WHAT TO PRODUCE
Restate every line of the material, word for word.
Start of PROVIDED RECORDS
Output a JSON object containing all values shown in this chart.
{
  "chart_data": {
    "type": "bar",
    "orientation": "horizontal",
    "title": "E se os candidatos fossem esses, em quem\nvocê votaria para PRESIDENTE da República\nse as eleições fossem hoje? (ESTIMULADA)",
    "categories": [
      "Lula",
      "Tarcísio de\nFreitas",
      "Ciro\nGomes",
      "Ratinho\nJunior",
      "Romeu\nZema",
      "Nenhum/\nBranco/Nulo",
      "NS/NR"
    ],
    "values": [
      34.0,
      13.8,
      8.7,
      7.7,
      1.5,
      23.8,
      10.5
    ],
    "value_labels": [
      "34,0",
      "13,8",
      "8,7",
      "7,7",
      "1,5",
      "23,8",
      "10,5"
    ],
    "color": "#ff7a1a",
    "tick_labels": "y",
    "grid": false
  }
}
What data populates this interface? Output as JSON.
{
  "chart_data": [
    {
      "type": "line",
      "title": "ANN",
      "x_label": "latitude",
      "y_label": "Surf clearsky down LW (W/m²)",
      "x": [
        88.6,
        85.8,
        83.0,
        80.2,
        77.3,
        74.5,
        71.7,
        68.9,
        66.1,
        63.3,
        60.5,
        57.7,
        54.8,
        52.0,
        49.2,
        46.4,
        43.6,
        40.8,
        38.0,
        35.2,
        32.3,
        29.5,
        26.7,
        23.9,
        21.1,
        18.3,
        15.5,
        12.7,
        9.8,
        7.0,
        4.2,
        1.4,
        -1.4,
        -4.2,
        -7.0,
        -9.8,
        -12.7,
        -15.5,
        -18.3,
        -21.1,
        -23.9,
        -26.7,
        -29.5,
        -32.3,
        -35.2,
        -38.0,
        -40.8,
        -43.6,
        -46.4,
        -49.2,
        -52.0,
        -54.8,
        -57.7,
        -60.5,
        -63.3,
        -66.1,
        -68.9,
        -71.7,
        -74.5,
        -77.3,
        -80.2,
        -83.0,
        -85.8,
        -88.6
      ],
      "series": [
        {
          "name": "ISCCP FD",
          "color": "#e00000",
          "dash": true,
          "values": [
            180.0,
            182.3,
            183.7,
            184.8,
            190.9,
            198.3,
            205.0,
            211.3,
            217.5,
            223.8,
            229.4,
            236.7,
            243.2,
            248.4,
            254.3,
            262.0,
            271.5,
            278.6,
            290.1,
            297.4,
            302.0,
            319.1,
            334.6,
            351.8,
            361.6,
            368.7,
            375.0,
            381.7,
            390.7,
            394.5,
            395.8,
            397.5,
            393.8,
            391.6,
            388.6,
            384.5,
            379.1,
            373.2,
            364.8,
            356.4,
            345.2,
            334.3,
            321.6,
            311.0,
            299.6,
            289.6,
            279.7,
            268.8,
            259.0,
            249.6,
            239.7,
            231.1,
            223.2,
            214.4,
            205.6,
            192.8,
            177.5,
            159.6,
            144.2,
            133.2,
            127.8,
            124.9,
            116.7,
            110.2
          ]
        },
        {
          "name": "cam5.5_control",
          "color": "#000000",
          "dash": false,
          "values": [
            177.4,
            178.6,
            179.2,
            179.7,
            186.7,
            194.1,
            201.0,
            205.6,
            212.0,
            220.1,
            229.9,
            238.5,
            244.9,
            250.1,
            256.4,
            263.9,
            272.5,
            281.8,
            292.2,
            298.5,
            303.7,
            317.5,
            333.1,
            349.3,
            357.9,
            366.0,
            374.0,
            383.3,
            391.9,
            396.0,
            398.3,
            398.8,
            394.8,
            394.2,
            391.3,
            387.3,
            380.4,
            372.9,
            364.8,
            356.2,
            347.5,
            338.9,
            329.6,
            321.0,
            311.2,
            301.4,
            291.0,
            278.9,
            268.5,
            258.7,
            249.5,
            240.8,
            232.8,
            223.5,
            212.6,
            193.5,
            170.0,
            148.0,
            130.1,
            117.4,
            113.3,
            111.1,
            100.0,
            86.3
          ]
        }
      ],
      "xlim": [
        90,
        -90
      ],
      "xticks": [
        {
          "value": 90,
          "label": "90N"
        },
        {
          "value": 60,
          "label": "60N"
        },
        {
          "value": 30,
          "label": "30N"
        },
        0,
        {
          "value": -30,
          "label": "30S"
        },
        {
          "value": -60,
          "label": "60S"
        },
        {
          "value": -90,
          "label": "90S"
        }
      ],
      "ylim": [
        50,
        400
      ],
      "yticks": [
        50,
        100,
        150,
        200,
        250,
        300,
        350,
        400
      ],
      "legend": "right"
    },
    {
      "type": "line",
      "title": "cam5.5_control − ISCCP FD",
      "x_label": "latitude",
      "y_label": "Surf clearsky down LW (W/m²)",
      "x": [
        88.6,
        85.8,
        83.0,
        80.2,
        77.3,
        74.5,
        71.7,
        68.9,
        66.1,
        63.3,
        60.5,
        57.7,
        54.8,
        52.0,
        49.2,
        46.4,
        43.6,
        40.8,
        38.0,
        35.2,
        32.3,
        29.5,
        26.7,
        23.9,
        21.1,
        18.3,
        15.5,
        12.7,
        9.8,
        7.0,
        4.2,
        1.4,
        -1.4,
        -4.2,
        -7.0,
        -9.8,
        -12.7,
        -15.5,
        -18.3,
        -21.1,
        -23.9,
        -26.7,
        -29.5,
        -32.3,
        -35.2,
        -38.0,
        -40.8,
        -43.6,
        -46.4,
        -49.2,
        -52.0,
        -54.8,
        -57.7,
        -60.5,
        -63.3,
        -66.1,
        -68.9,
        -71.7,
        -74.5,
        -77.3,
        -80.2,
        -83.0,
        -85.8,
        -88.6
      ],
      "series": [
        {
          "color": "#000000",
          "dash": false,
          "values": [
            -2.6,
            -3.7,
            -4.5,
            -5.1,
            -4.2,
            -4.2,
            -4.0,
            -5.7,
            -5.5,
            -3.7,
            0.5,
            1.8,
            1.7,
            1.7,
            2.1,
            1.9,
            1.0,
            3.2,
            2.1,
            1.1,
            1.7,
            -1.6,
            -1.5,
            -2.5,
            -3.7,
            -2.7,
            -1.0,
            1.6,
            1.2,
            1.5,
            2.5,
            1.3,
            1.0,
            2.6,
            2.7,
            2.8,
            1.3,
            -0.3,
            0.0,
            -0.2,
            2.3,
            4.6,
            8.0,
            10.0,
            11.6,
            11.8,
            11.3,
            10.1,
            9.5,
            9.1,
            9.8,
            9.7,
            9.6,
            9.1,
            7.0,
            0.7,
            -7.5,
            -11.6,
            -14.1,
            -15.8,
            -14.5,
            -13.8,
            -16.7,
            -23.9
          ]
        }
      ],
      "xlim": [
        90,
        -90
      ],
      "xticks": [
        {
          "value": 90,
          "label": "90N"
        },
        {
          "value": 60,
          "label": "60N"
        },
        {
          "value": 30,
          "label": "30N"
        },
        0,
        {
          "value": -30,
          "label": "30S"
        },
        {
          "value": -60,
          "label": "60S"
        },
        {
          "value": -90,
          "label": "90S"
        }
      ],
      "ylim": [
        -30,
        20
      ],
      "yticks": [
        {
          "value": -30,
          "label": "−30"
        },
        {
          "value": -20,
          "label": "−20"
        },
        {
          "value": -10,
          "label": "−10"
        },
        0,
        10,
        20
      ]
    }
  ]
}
End of PROVIDED RECORDS
COMPLETE OUTPUT
Output a JSON object containing all values shown in this chart.
{
  "chart_data": {
    "type": "bar",
    "orientation": "horizontal",
    "title": "E se os candidatos fossem esses, em quem\nvocê votaria para PRESIDENTE da República\nse as eleições fossem hoje? (ESTIMULADA)",
    "categories": [
      "Lula",
      "Tarcísio de\nFreitas",
      "Ciro\nGomes",
      "Ratinho\nJunior",
      "Romeu\nZema",
      "Nenhum/\nBranco/Nulo",
      "NS/NR"
    ],
    "values": [
      34.0,
      13.8,
      8.7,
      7.7,
      1.5,
      23.8,
      10.5
    ],
    "value_labels": [
      "34,0",
      "13,8",
      "8,7",
      "7,7",
      "1,5",
      "23,8",
      "10,5"
    ],
    "color": "#ff7a1a",
    "tick_labels": "y",
    "grid": false
  }
}
What data populates this interface? Output as JSON.
{
  "chart_data": [
    {
      "type": "line",
      "title": "ANN",
      "x_label": "latitude",
      "y_label": "Surf clearsky down LW (W/m²)",
      "x": [
        88.6,
        85.8,
        83.0,
        80.2,
        77.3,
        74.5,
        71.7,
        68.9,
        66.1,
        63.3,
        60.5,
        57.7,
        54.8,
        52.0,
        49.2,
        46.4,
        43.6,
        40.8,
        38.0,
        35.2,
        32.3,
        29.5,
        26.7,
        23.9,
        21.1,
        18.3,
        15.5,
        12.7,
        9.8,
        7.0,
        4.2,
        1.4,
        -1.4,
        -4.2,
        -7.0,
        -9.8,
        -12.7,
        -15.5,
        -18.3,
        -21.1,
        -23.9,
        -26.7,
        -29.5,
        -32.3,
        -35.2,
        -38.0,
        -40.8,
        -43.6,
        -46.4,
        -49.2,
        -52.0,
        -54.8,
        -57.7,
        -60.5,
        -63.3,
        -66.1,
        -68.9,
        -71.7,
        -74.5,
        -77.3,
        -80.2,
        -83.0,
        -85.8,
        -88.6
      ],
      "series": [
        {
          "name": "ISCCP FD",
          "color": "#e00000",
          "dash": true,
          "values": [
            180.0,
            182.3,
            183.7,
            184.8,
            190.9,
            198.3,
            205.0,
            211.3,
            217.5,
            223.8,
            229.4,
            236.7,
            243.2,
            248.4,
            254.3,
            262.0,
            271.5,
            278.6,
            290.1,
            297.4,
            302.0,
            319.1,
            334.6,
            351.8,
            361.6,
            368.7,
            375.0,
            381.7,
            390.7,
            394.5,
            395.8,
            397.5,
            393.8,
            391.6,
            388.6,
            384.5,
            379.1,
            373.2,
            364.8,
            356.4,
            345.2,
            334.3,
            321.6,
            311.0,
            299.6,
            289.6,
            279.7,
            268.8,
            259.0,
            249.6,
            239.7,
            231.1,
            223.2,
            214.4,
            205.6,
            192.8,
            177.5,
            159.6,
            144.2,
            133.2,
            127.8,
            124.9,
            116.7,
            110.2
          ]
        },
        {
          "name": "cam5.5_control",
          "color": "#000000",
          "dash": false,
          "values": [
            177.4,
            178.6,
            179.2,
            179.7,
            186.7,
            194.1,
            201.0,
            205.6,
            212.0,
            220.1,
            229.9,
            238.5,
            244.9,
            250.1,
            256.4,
            263.9,
            272.5,
            281.8,
            292.2,
            298.5,
            303.7,
            317.5,
            333.1,
            349.3,
            357.9,
            366.0,
            374.0,
            383.3,
            391.9,
            396.0,
            398.3,
            398.8,
            394.8,
            394.2,
            391.3,
            387.3,
            380.4,
            372.9,
            364.8,
            356.2,
            347.5,
            338.9,
            329.6,
            321.0,
            311.2,
            301.4,
            291.0,
            278.9,
            268.5,
            258.7,
            249.5,
            240.8,
            232.8,
            223.5,
            212.6,
            193.5,
            170.0,
            148.0,
            130.1,
            117.4,
            113.3,
            111.1,
            100.0,
            86.3
          ]
        }
      ],
      "xlim": [
        90,
        -90
      ],
      "xticks": [
        {
          "value": 90,
          "label": "90N"
        },
        {
          "value": 60,
          "label": "60N"
        },
        {
          "value": 30,
          "label": "30N"
        },
        0,
        {
          "value": -30,
          "label": "30S"
        },
        {
          "value": -60,
          "label": "60S"
        },
        {
          "value": -90,
          "label": "90S"
        }
      ],
      "ylim": [
        50,
        400
      ],
      "yticks": [
        50,
        100,
        150,
        200,
        250,
        300,
        350,
        400
      ],
      "legend": "right"
    },
    {
      "type": "line",
      "title": "cam5.5_control − ISCCP FD",
      "x_label": "latitude",
      "y_label": "Surf clearsky down LW (W/m²)",
      "x": [
        88.6,
        85.8,
        83.0,
        80.2,
        77.3,
        74.5,
        71.7,
        68.9,
        66.1,
        63.3,
        60.5,
        57.7,
        54.8,
        52.0,
        49.2,
        46.4,
        43.6,
        40.8,
        38.0,
        35.2,
        32.3,
        29.5,
        26.7,
        23.9,
        21.1,
        18.3,
        15.5,
        12.7,
        9.8,
        7.0,
        4.2,
        1.4,
        -1.4,
        -4.2,
        -7.0,
        -9.8,
        -12.7,
        -15.5,
        -18.3,
        -21.1,
        -23.9,
        -26.7,
        -29.5,
        -32.3,
        -35.2,
        -38.0,
        -40.8,
        -43.6,
        -46.4,
        -49.2,
        -52.0,
        -54.8,
        -57.7,
        -60.5,
        -63.3,
        -66.1,
        -68.9,
        -71.7,
        -74.5,
        -77.3,
        -80.2,
        -83.0,
        -85.8,
        -88.6
      ],
      "series": [
        {
          "color": "#000000",
          "dash": false,
          "values": [
            -2.6,
            -3.7,
            -4.5,
            -5.1,
            -4.2,
            -4.2,
            -4.0,
            -5.7,
            -5.5,
            -3.7,
            0.5,
            1.8,
            1.7,
            1.7,
            2.1,
            1.9,
            1.0,
            3.2,
            2.1,
            1.1,
            1.7,
            -1.6,
            -1.5,
            -2.5,
            -3.7,
            -2.7,
            -1.0,
            1.6,
            1.2,
            1.5,
            2.5,
            1.3,
            1.0,
            2.6,
            2.7,
            2.8,
            1.3,
            -0.3,
            0.0,
            -0.2,
            2.3,
            4.6,
            8.0,
            10.0,
            11.6,
            11.8,
            11.3,
            10.1,
            9.5,
            9.1,
            9.8,
            9.7,
            9.6,
            9.1,
            7.0,
            0.7,
            -7.5,
            -11.6,
            -14.1,
            -15.8,
            -14.5,
            -13.8,
            -16.7,
            -23.9
          ]
        }
      ],
      "xlim": [
        90,
        -90
      ],
      "xticks": [
        {
          "value": 90,
          "label": "90N"
        },
        {
          "value": 60,
          "label": "60N"
        },
        {
          "value": 30,
          "label": "30N"
        },
        0,
        {
          "value": -30,
          "label": "30S"
        },
        {
          "value": -60,
          "label": "60S"
        },
        {
          "value": -90,
          "label": "90S"
        }
      ],
      "ylim": [
        -30,
        20
      ],
      "yticks": [
        {
          "value": -30,
          "label": "−30"
        },
        {
          "value": -20,
          "label": "−20"
        },
        {
          "value": -10,
          "label": "−10"
        },
        0,
        10,
        20
      ]
    }
  ]
}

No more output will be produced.